Recorded data
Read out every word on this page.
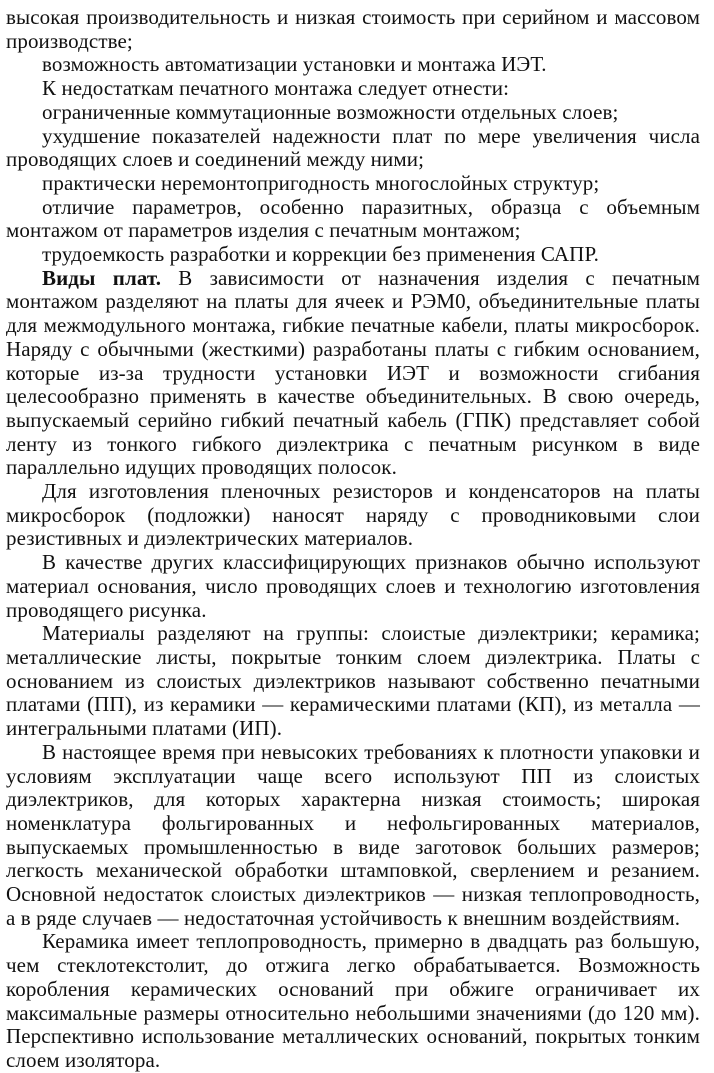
высокая производительность и низкая стоимость при серийном и массовом производстве;

возможность автоматизации установки и монтажа ИЭТ.

К недостаткам печатного монтажа следует отнести:

ограниченные коммутационные возможности отдельных слоев;

ухудшение показателей надежности плат по мере увеличения числа проводящих слоев и соединений между ними;

практически неремонтопригодность многослойных структур;

отличие параметров, особенно паразитных, образца с объемным монтажом от параметров изделия с печатным монтажом;

трудоемкость разработки и коррекции без применения САПР.

Виды плат. В зависимости от назначения изделия с печатным монтажом разделяют на платы для ячеек и РЭМ0, объединительные платы для межмодульного монтажа, гибкие печатные кабели, платы микросборок. Наряду с обычными (жесткими) разработаны платы с гибким основанием, которые из-за трудности установки ИЭТ и возможности сгибания целесообразно применять в качестве объединительных. В свою очередь, выпускаемый серийно гибкий печатный кабель (ГПК) представляет собой ленту из тонкого гибкого диэлектрика с печатным рисунком в виде параллельно идущих проводящих полосок.

Для изготовления пленочных резисторов и конденсаторов на платы микросборок (подложки) наносят наряду с проводниковыми слои резистивных и диэлектрических материалов.

В качестве других классифицирующих признаков обычно используют материал основания, число проводящих слоев и технологию изготовления проводящего рисунка.

Материалы разделяют на группы: слоистые диэлектрики; керамика; металлические листы, покрытые тонким слоем диэлектрика. Платы с основанием из слоистых диэлектриков называют собственно печатными платами (ПП), из керамики — керамическими платами (КП), из металла — интегральными платами (ИП).

В настоящее время при невысоких требованиях к плотности упаковки и условиям эксплуатации чаще всего используют ПП из слоистых диэлектриков, для которых характерна низкая стоимость; широкая номенклатура фольгированных и нефольгированных материалов, выпускаемых промышленностью в виде заготовок больших размеров; легкость механической обработки штамповкой, сверлением и резанием. Основной недостаток слоистых диэлектриков — низкая теплопроводность, а в ряде случаев — недостаточная устойчивость к внешним воздействиям.

Керамика имеет теплопроводность, примерно в двадцать раз большую, чем стеклотекстолит, до отжига легко обрабатывается. Возможность коробления керамических оснований при обжиге ограничивает их максимальные размеры относительно небольшими значениями (до 120 мм). Перспективно использование металлических оснований, покрытых тонким слоем изолятора.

What you should do
Reproduce the whole listing word for word, setting aside any pictures.

Task result
Read out every word on this page.
высокая производительность и низкая стоимость при серийном и массовом производстве;

возможность автоматизации установки и монтажа ИЭТ.

К недостаткам печатного монтажа следует отнести:

ограниченные коммутационные возможности отдельных слоев;

ухудшение показателей надежности плат по мере увеличения числа проводящих слоев и соединений между ними;

практически неремонтопригодность многослойных структур;

отличие параметров, особенно паразитных, образца с объемным монтажом от параметров изделия с печатным монтажом;

трудоемкость разработки и коррекции без применения САПР.

Виды плат. В зависимости от назначения изделия с печатным монтажом разделяют на платы для ячеек и РЭМ0, объединительные платы для межмодульного монтажа, гибкие печатные кабели, платы микросборок. Наряду с обычными (жесткими) разработаны платы с гибким основанием, которые из-за трудности установки ИЭТ и возможности сгибания целесообразно применять в качестве объединительных. В свою очередь, выпускаемый серийно гибкий печатный кабель (ГПК) представляет собой ленту из тонкого гибкого диэлектрика с печатным рисунком в виде параллельно идущих проводящих полосок.

Для изготовления пленочных резисторов и конденсаторов на платы микросборок (подложки) наносят наряду с проводниковыми слои резистивных и диэлектрических материалов.

В качестве других классифицирующих признаков обычно используют материал основания, число проводящих слоев и технологию изготовления проводящего рисунка.

Материалы разделяют на группы: слоистые диэлектрики; керамика; металлические листы, покрытые тонким слоем диэлектрика. Платы с основанием из слоистых диэлектриков называют собственно печатными платами (ПП), из керамики — керамическими платами (КП), из металла — интегральными платами (ИП).

В настоящее время при невысоких требованиях к плотности упаковки и условиям эксплуатации чаще всего используют ПП из слоистых диэлектриков, для которых характерна низкая стоимость; широкая номенклатура фольгированных и нефольгированных материалов, выпускаемых промышленностью в виде заготовок больших размеров; легкость механической обработки штамповкой, сверлением и резанием. Основной недостаток слоистых диэлектриков — низкая теплопроводность, а в ряде случаев — недостаточная устойчивость к внешним воздействиям.

Керамика имеет теплопроводность, примерно в двадцать раз большую, чем стеклотекстолит, до отжига легко обрабатывается. Возможность коробления керамических оснований при обжиге ограничивает их максимальные размеры относительно небольшими значениями (до 120 мм). Перспективно использование металлических оснований, покрытых тонким слоем изолятора.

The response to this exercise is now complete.